__Extracted records__
====

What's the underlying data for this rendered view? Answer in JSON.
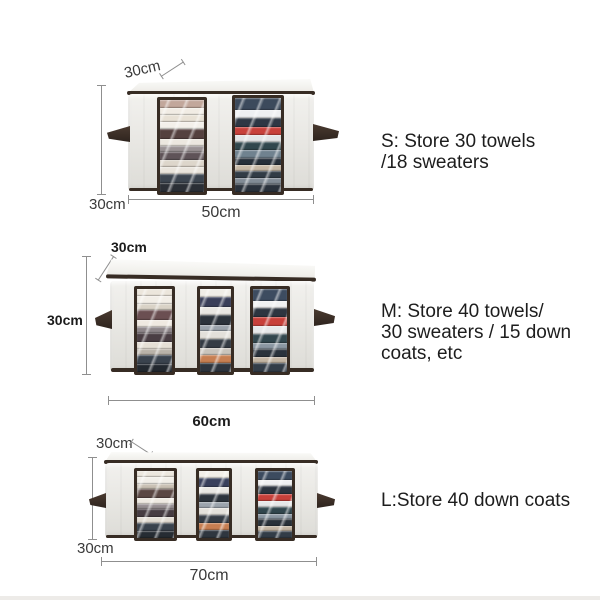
{
  "colors": {
    "trim": "#372c24",
    "dim": "#8f8f8f",
    "fabric": "#e9e8e4",
    "red_accent": "#c8413b",
    "text": "#1d1d1d"
  },
  "sections": [
    {
      "name": "S",
      "label_depth": "30cm",
      "label_height": "30cm",
      "label_width": "50cm",
      "description_lines": [
        "S: Store 30 towels",
        "/18 sweaters"
      ],
      "windows": [
        {
          "stripes": [
            [
              "#c2a79b",
              7
            ],
            [
              "#f1ece4",
              6
            ],
            [
              "#e8e1d5",
              6
            ],
            [
              "#f3f0ea",
              6
            ],
            [
              "#55413f",
              9
            ],
            [
              "#ece7df",
              6
            ],
            [
              "#9a9294",
              5
            ],
            [
              "#5f5358",
              7
            ],
            [
              "#ddd6cb",
              6
            ],
            [
              "#e9e4dc",
              6
            ],
            [
              "#3c4550",
              8
            ],
            [
              "#2b2f36",
              8
            ]
          ]
        },
        {
          "stripes": [
            [
              "#3c4a5c",
              10
            ],
            [
              "#eef0f2",
              7
            ],
            [
              "#2e3744",
              7
            ],
            [
              "#c8413b",
              7
            ],
            [
              "#e3e5e6",
              6
            ],
            [
              "#31474d",
              7
            ],
            [
              "#70828f",
              6
            ],
            [
              "#27303a",
              6
            ],
            [
              "#c7b9a6",
              5
            ],
            [
              "#323c46",
              6
            ],
            [
              "#818b95",
              5
            ],
            [
              "#2a323c",
              7
            ]
          ]
        }
      ]
    },
    {
      "name": "M",
      "label_depth": "30cm",
      "label_height": "30cm",
      "label_width": "60cm",
      "description_lines": [
        "M: Store 40 towels/",
        "30 sweaters / 15 down",
        "coats, etc"
      ],
      "windows": [
        {
          "stripes": [
            [
              "#ece6dc",
              6
            ],
            [
              "#f2eee7",
              6
            ],
            [
              "#d9d2c6",
              5
            ],
            [
              "#6b4f52",
              8
            ],
            [
              "#efe9e1",
              6
            ],
            [
              "#8d8589",
              5
            ],
            [
              "#4a3e44",
              7
            ],
            [
              "#e5dfd6",
              6
            ],
            [
              "#b9b2a8",
              5
            ],
            [
              "#3a434e",
              7
            ],
            [
              "#22282f",
              7
            ]
          ]
        },
        {
          "stripes": [
            [
              "#f0ede7",
              6
            ],
            [
              "#3a3f5a",
              8
            ],
            [
              "#e8e6e2",
              6
            ],
            [
              "#2c333c",
              7
            ],
            [
              "#9aa2ab",
              5
            ],
            [
              "#e3e0da",
              6
            ],
            [
              "#343b44",
              7
            ],
            [
              "#c9c4bc",
              5
            ],
            [
              "#c77f52",
              6
            ],
            [
              "#2e353e",
              7
            ]
          ]
        },
        {
          "stripes": [
            [
              "#3d4c60",
              9
            ],
            [
              "#f0f1f2",
              6
            ],
            [
              "#2d3540",
              7
            ],
            [
              "#c8403a",
              7
            ],
            [
              "#e6e8e9",
              6
            ],
            [
              "#32474e",
              7
            ],
            [
              "#8b97a2",
              5
            ],
            [
              "#2a323c",
              6
            ],
            [
              "#c3b5a3",
              5
            ],
            [
              "#333d48",
              7
            ]
          ]
        }
      ]
    },
    {
      "name": "L",
      "label_depth": "30cm",
      "label_height": "30cm",
      "label_width": "70cm",
      "description_lines": [
        "L:Store 40 down coats"
      ],
      "windows": [
        {
          "stripes": [
            [
              "#ece7de",
              6
            ],
            [
              "#f2efe9",
              6
            ],
            [
              "#c8bfb2",
              5
            ],
            [
              "#5a4743",
              8
            ],
            [
              "#eee9e1",
              6
            ],
            [
              "#958d90",
              5
            ],
            [
              "#463c42",
              7
            ],
            [
              "#e2dcd3",
              6
            ],
            [
              "#39424d",
              7
            ],
            [
              "#262c33",
              7
            ]
          ]
        },
        {
          "stripes": [
            [
              "#f1eee8",
              6
            ],
            [
              "#39405c",
              8
            ],
            [
              "#e9e7e3",
              6
            ],
            [
              "#2d343d",
              7
            ],
            [
              "#9ba3ac",
              5
            ],
            [
              "#e4e1db",
              6
            ],
            [
              "#353c45",
              7
            ],
            [
              "#c77e51",
              6
            ],
            [
              "#2f363f",
              7
            ]
          ]
        },
        {
          "stripes": [
            [
              "#3c4b5f",
              9
            ],
            [
              "#eff0f1",
              6
            ],
            [
              "#2c343f",
              7
            ],
            [
              "#c7403a",
              7
            ],
            [
              "#e5e7e8",
              6
            ],
            [
              "#31464d",
              7
            ],
            [
              "#8a96a1",
              5
            ],
            [
              "#293139",
              6
            ],
            [
              "#c2b4a2",
              5
            ],
            [
              "#323c47",
              7
            ]
          ]
        }
      ]
    }
  ]
}
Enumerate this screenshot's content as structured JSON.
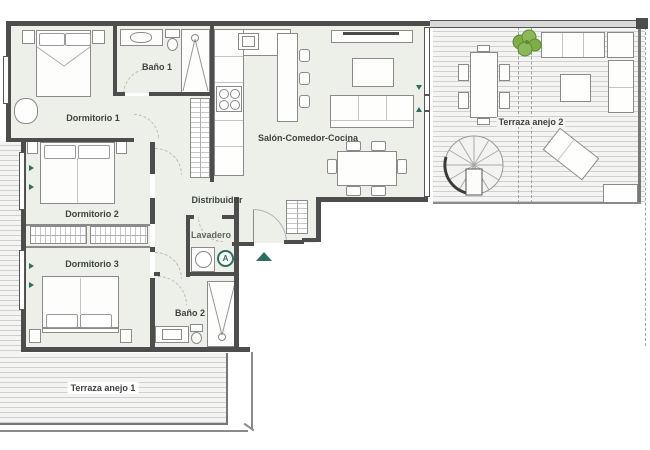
{
  "plan": {
    "rooms": {
      "dormitorio1": {
        "label": "Dormitorio 1"
      },
      "bano1": {
        "label": "Baño 1"
      },
      "dormitorio2": {
        "label": "Dormitorio 2"
      },
      "dormitorio3": {
        "label": "Dormitorio 3"
      },
      "bano2": {
        "label": "Baño 2"
      },
      "salon": {
        "label": "Salón-Comedor-Cocina"
      },
      "distribuidor": {
        "label": "Distribuidor"
      },
      "lavadero": {
        "label": "Lavadero"
      },
      "terraza1": {
        "label": "Terraza anejo 1"
      },
      "terraza2": {
        "label": "Terraza anejo 2"
      }
    },
    "markers": {
      "appliance": {
        "label": "A"
      }
    },
    "colors": {
      "accent_teal": "#2e6e62",
      "wall": "#4d4d4d",
      "room_fill": "#edefe9",
      "furniture_line": "#8a8a8a",
      "plant_green": "#7fae49",
      "deck_stripe": "#cfcfcd"
    }
  }
}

====

__JOB__
Would you return the data exactly as written, without the pictures?

__WRITTEN RESPONSE__
What's the underlying data for this rendered view? Answer in JSON.
{
  "colors": {
    "trim": "#372c24",
    "dim": "#8f8f8f",
    "fabric": "#e9e8e4",
    "red_accent": "#c8413b",
    "text": "#1d1d1d"
  },
  "sections": [
    {
      "name": "S",
      "label_depth": "30cm",
      "label_height": "30cm",
      "label_width": "50cm",
      "description_lines": [
        "S: Store 30 towels",
        "/18 sweaters"
      ],
      "windows": [
        {
          "stripes": [
            [
              "#c2a79b",
              7
            ],
            [
              "#f1ece4",
              6
            ],
            [
              "#e8e1d5",
              6
            ],
            [
              "#f3f0ea",
              6
            ],
            [
              "#55413f",
              9
            ],
            [
              "#ece7df",
              6
            ],
            [
              "#9a9294",
              5
            ],
            [
              "#5f5358",
              7
            ],
            [
              "#ddd6cb",
              6
            ],
            [
              "#e9e4dc",
              6
            ],
            [
              "#3c4550",
              8
            ],
            [
              "#2b2f36",
              8
            ]
          ]
        },
        {
          "stripes": [
            [
              "#3c4a5c",
              10
            ],
            [
              "#eef0f2",
              7
            ],
            [
              "#2e3744",
              7
            ],
            [
              "#c8413b",
              7
            ],
            [
              "#e3e5e6",
              6
            ],
            [
              "#31474d",
              7
            ],
            [
              "#70828f",
              6
            ],
            [
              "#27303a",
              6
            ],
            [
              "#c7b9a6",
              5
            ],
            [
              "#323c46",
              6
            ],
            [
              "#818b95",
              5
            ],
            [
              "#2a323c",
              7
            ]
          ]
        }
      ]
    },
    {
      "name": "M",
      "label_depth": "30cm",
      "label_height": "30cm",
      "label_width": "60cm",
      "description_lines": [
        "M: Store 40 towels/",
        "30 sweaters / 15 down",
        "coats, etc"
      ],
      "windows": [
        {
          "stripes": [
            [
              "#ece6dc",
              6
            ],
            [
              "#f2eee7",
              6
            ],
            [
              "#d9d2c6",
              5
            ],
            [
              "#6b4f52",
              8
            ],
            [
              "#efe9e1",
              6
            ],
            [
              "#8d8589",
              5
            ],
            [
              "#4a3e44",
              7
            ],
            [
              "#e5dfd6",
              6
            ],
            [
              "#b9b2a8",
              5
            ],
            [
              "#3a434e",
              7
            ],
            [
              "#22282f",
              7
            ]
          ]
        },
        {
          "stripes": [
            [
              "#f0ede7",
              6
            ],
            [
              "#3a3f5a",
              8
            ],
            [
              "#e8e6e2",
              6
            ],
            [
              "#2c333c",
              7
            ],
            [
              "#9aa2ab",
              5
            ],
            [
              "#e3e0da",
              6
            ],
            [
              "#343b44",
              7
            ],
            [
              "#c9c4bc",
              5
            ],
            [
              "#c77f52",
              6
            ],
            [
              "#2e353e",
              7
            ]
          ]
        },
        {
          "stripes": [
            [
              "#3d4c60",
              9
            ],
            [
              "#f0f1f2",
              6
            ],
            [
              "#2d3540",
              7
            ],
            [
              "#c8403a",
              7
            ],
            [
              "#e6e8e9",
              6
            ],
            [
              "#32474e",
              7
            ],
            [
              "#8b97a2",
              5
            ],
            [
              "#2a323c",
              6
            ],
            [
              "#c3b5a3",
              5
            ],
            [
              "#333d48",
              7
            ]
          ]
        }
      ]
    },
    {
      "name": "L",
      "label_depth": "30cm",
      "label_height": "30cm",
      "label_width": "70cm",
      "description_lines": [
        "L:Store 40 down coats"
      ],
      "windows": [
        {
          "stripes": [
            [
              "#ece7de",
              6
            ],
            [
              "#f2efe9",
              6
            ],
            [
              "#c8bfb2",
              5
            ],
            [
              "#5a4743",
              8
            ],
            [
              "#eee9e1",
              6
            ],
            [
              "#958d90",
              5
            ],
            [
              "#463c42",
              7
            ],
            [
              "#e2dcd3",
              6
            ],
            [
              "#39424d",
              7
            ],
            [
              "#262c33",
              7
            ]
          ]
        },
        {
          "stripes": [
            [
              "#f1eee8",
              6
            ],
            [
              "#39405c",
              8
            ],
            [
              "#e9e7e3",
              6
            ],
            [
              "#2d343d",
              7
            ],
            [
              "#9ba3ac",
              5
            ],
            [
              "#e4e1db",
              6
            ],
            [
              "#353c45",
              7
            ],
            [
              "#c77e51",
              6
            ],
            [
              "#2f363f",
              7
            ]
          ]
        },
        {
          "stripes": [
            [
              "#3c4b5f",
              9
            ],
            [
              "#eff0f1",
              6
            ],
            [
              "#2c343f",
              7
            ],
            [
              "#c7403a",
              7
            ],
            [
              "#e5e7e8",
              6
            ],
            [
              "#31464d",
              7
            ],
            [
              "#8a96a1",
              5
            ],
            [
              "#293139",
              6
            ],
            [
              "#c2b4a2",
              5
            ],
            [
              "#323c47",
              7
            ]
          ]
        }
      ]
    }
  ]
}
Enumerate this screenshot's content as structured JSON.
{
  "plan": {
    "rooms": {
      "dormitorio1": {
        "label": "Dormitorio 1"
      },
      "bano1": {
        "label": "Baño 1"
      },
      "dormitorio2": {
        "label": "Dormitorio 2"
      },
      "dormitorio3": {
        "label": "Dormitorio 3"
      },
      "bano2": {
        "label": "Baño 2"
      },
      "salon": {
        "label": "Salón-Comedor-Cocina"
      },
      "distribuidor": {
        "label": "Distribuidor"
      },
      "lavadero": {
        "label": "Lavadero"
      },
      "terraza1": {
        "label": "Terraza anejo 1"
      },
      "terraza2": {
        "label": "Terraza anejo 2"
      }
    },
    "markers": {
      "appliance": {
        "label": "A"
      }
    },
    "colors": {
      "accent_teal": "#2e6e62",
      "wall": "#4d4d4d",
      "room_fill": "#edefe9",
      "furniture_line": "#8a8a8a",
      "plant_green": "#7fae49",
      "deck_stripe": "#cfcfcd"
    }
  }
}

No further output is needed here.